**WHAT YOU SHOULD DO**
For each line below that contains the string "content", copy that line.

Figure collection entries
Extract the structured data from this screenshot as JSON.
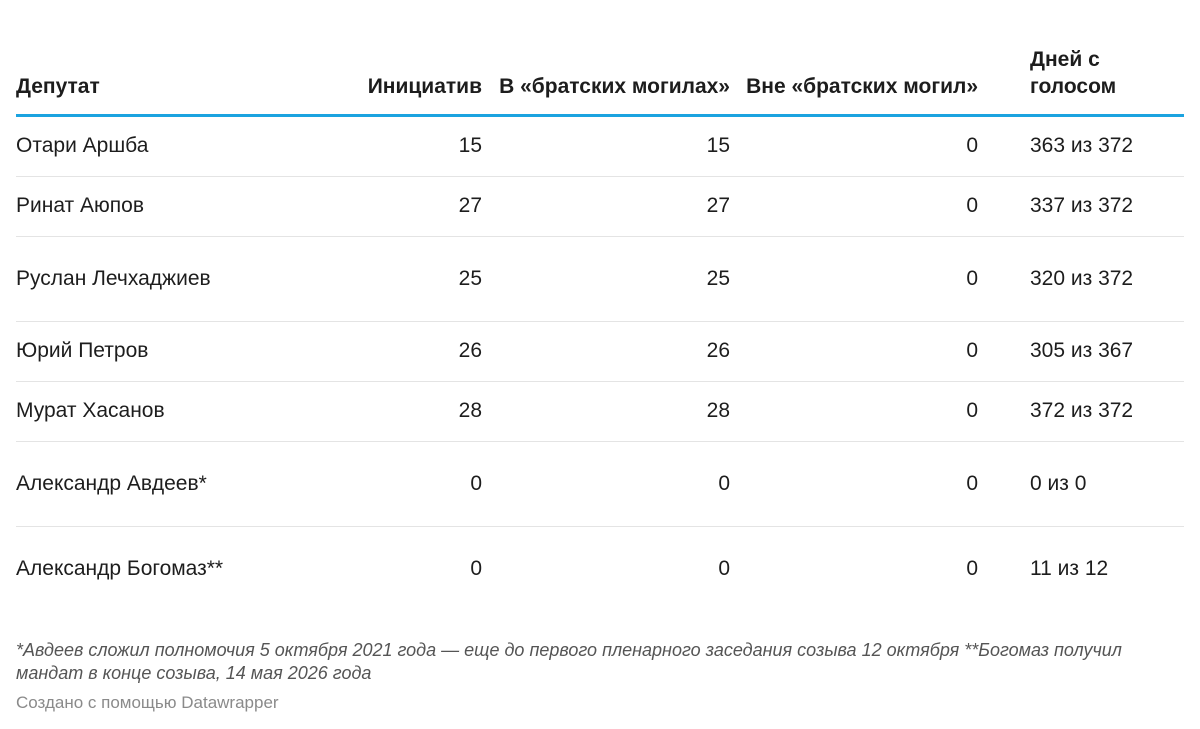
{
  "chart_data": {
    "type": "table",
    "columns": [
      "Депутат",
      "Инициатив",
      "В «братских могилах»",
      "Вне «братских могил»",
      "Дней с голосом"
    ],
    "rows": [
      [
        "Отари Аршба",
        "15",
        "15",
        "0",
        "363 из 372"
      ],
      [
        "Ринат Аюпов",
        "27",
        "27",
        "0",
        "337 из 372"
      ],
      [
        "Руслан Лечхаджиев",
        "25",
        "25",
        "0",
        "320 из 372"
      ],
      [
        "Юрий Петров",
        "26",
        "26",
        "0",
        "305 из 367"
      ],
      [
        "Мурат Хасанов",
        "28",
        "28",
        "0",
        "372 из 372"
      ],
      [
        "Александр Авдеев*",
        "0",
        "0",
        "0",
        "0 из 0"
      ],
      [
        "Александр Богомаз**",
        "0",
        "0",
        "0",
        "11 из 12"
      ]
    ],
    "accent_color": "#1ba3e0"
  },
  "footnote": "*Авдеев сложил полномочия 5 октября 2021 года — еще до первого пленарного заседания созыва 12 октября **Богомаз получил мандат в конце созыва, 14 мая 2026 года",
  "credit": "Создано с помощью Datawrapper"
}
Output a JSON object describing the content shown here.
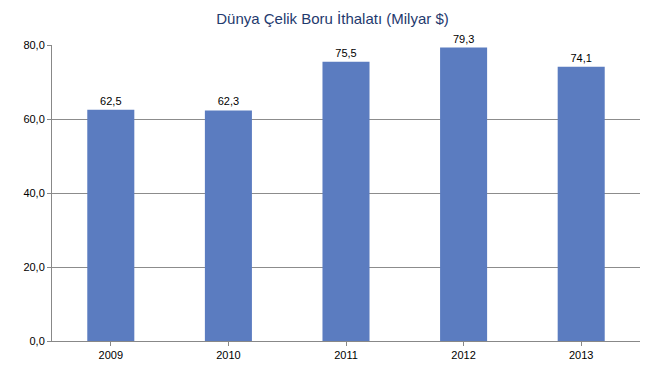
{
  "chart_data": {
    "type": "bar",
    "title": "Dünya Çelik Boru İthalatı (Milyar $)",
    "categories": [
      "2009",
      "2010",
      "2011",
      "2012",
      "2013"
    ],
    "values": [
      62.5,
      62.3,
      75.5,
      79.3,
      74.1
    ],
    "value_labels": [
      "62,5",
      "62,3",
      "75,5",
      "79,3",
      "74,1"
    ],
    "color": "#5b7cc0",
    "ylim": [
      0,
      80
    ],
    "yticks": [
      {
        "value": 0,
        "label": "0,0"
      },
      {
        "value": 20,
        "label": "20,0"
      },
      {
        "value": 40,
        "label": "40,0"
      },
      {
        "value": 60,
        "label": "60,0"
      },
      {
        "value": 80,
        "label": "80,0"
      }
    ],
    "grid": true,
    "data_labels": true
  }
}
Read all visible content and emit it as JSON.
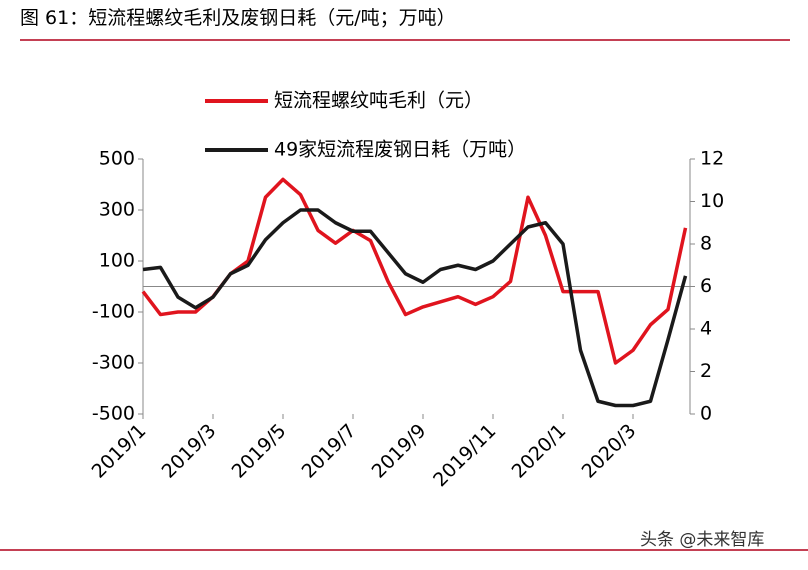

**OUTPUT OF THE EXERCISE**
Output a JSON object describing the content shown here.
Read all visible content and emit it as JSON.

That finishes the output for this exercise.